WHAT YOU WILL DO — In your copy, repeat the records exactly and leave out the pictures.
START EXTRACTED INFORMATION
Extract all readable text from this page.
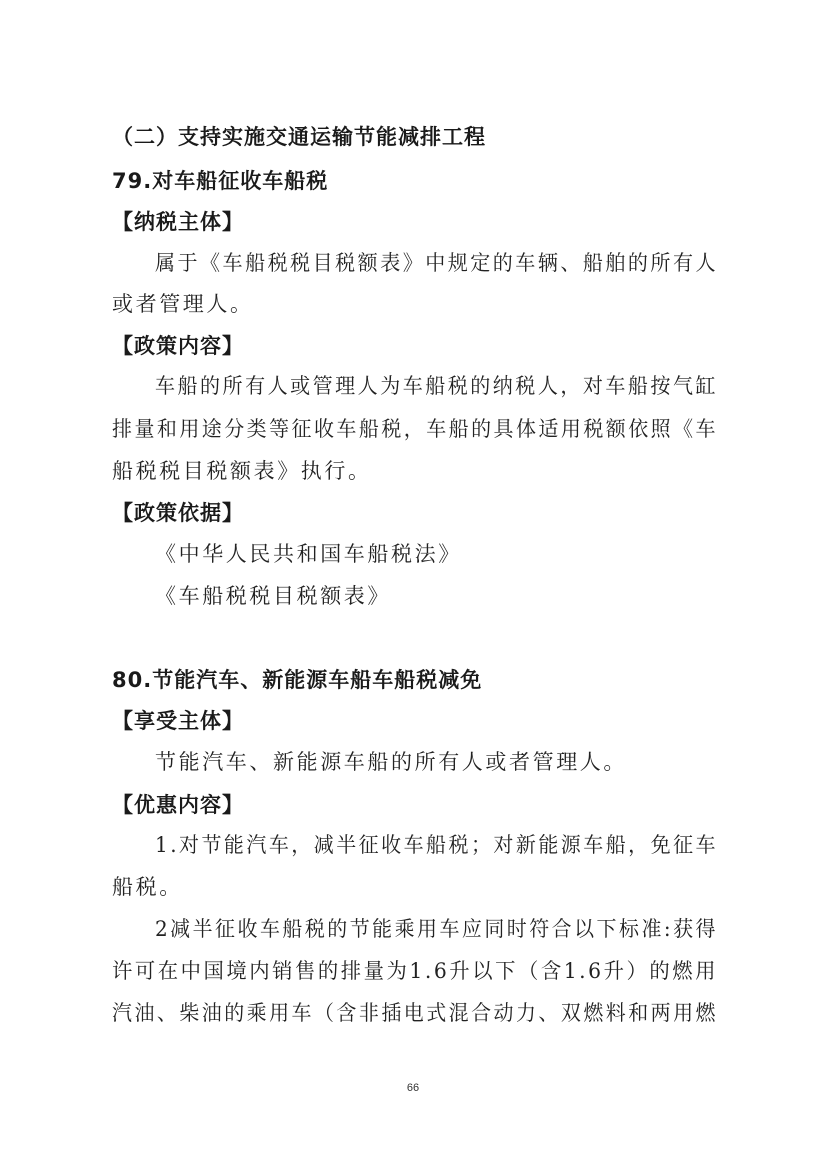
（二）支持实施交通运输节能减排工程
79.对车船征收车船税
【纳税主体】
属于《车船税税目税额表》中规定的车辆、船舶的所有人
或者管理人。
【政策内容】
车船的所有人或管理人为车船税的纳税人，对车船按气缸
排量和用途分类等征收车船税，车船的具体适用税额依照《车
船税税目税额表》执行。
【政策依据】
《中华人民共和国车船税法》
《车船税税目税额表》
80.节能汽车、新能源车船车船税减免
【享受主体】
节能汽车、新能源车船的所有人或者管理人。
【优惠内容】
1.对节能汽车，减半征收车船税；对新能源车船，免征车
船税。
2减半征收车船税的节能乘用车应同时符合以下标准:获得
许可在中国境内销售的排量为1.6升以下（含1.6升）的燃用
汽油、柴油的乘用车（含非插电式混合动力、双燃料和两用燃
66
END EXTRACTED INFORMATION
OUTPUT —
Extract all readable text from this page.
（二）支持实施交通运输节能减排工程
79.对车船征收车船税
【纳税主体】
属于《车船税税目税额表》中规定的车辆、船舶的所有人
或者管理人。
【政策内容】
车船的所有人或管理人为车船税的纳税人，对车船按气缸
排量和用途分类等征收车船税，车船的具体适用税额依照《车
船税税目税额表》执行。
【政策依据】
《中华人民共和国车船税法》
《车船税税目税额表》
80.节能汽车、新能源车船车船税减免
【享受主体】
节能汽车、新能源车船的所有人或者管理人。
【优惠内容】
1.对节能汽车，减半征收车船税；对新能源车船，免征车
船税。
2减半征收车船税的节能乘用车应同时符合以下标准:获得
许可在中国境内销售的排量为1.6升以下（含1.6升）的燃用
汽油、柴油的乘用车（含非插电式混合动力、双燃料和两用燃
66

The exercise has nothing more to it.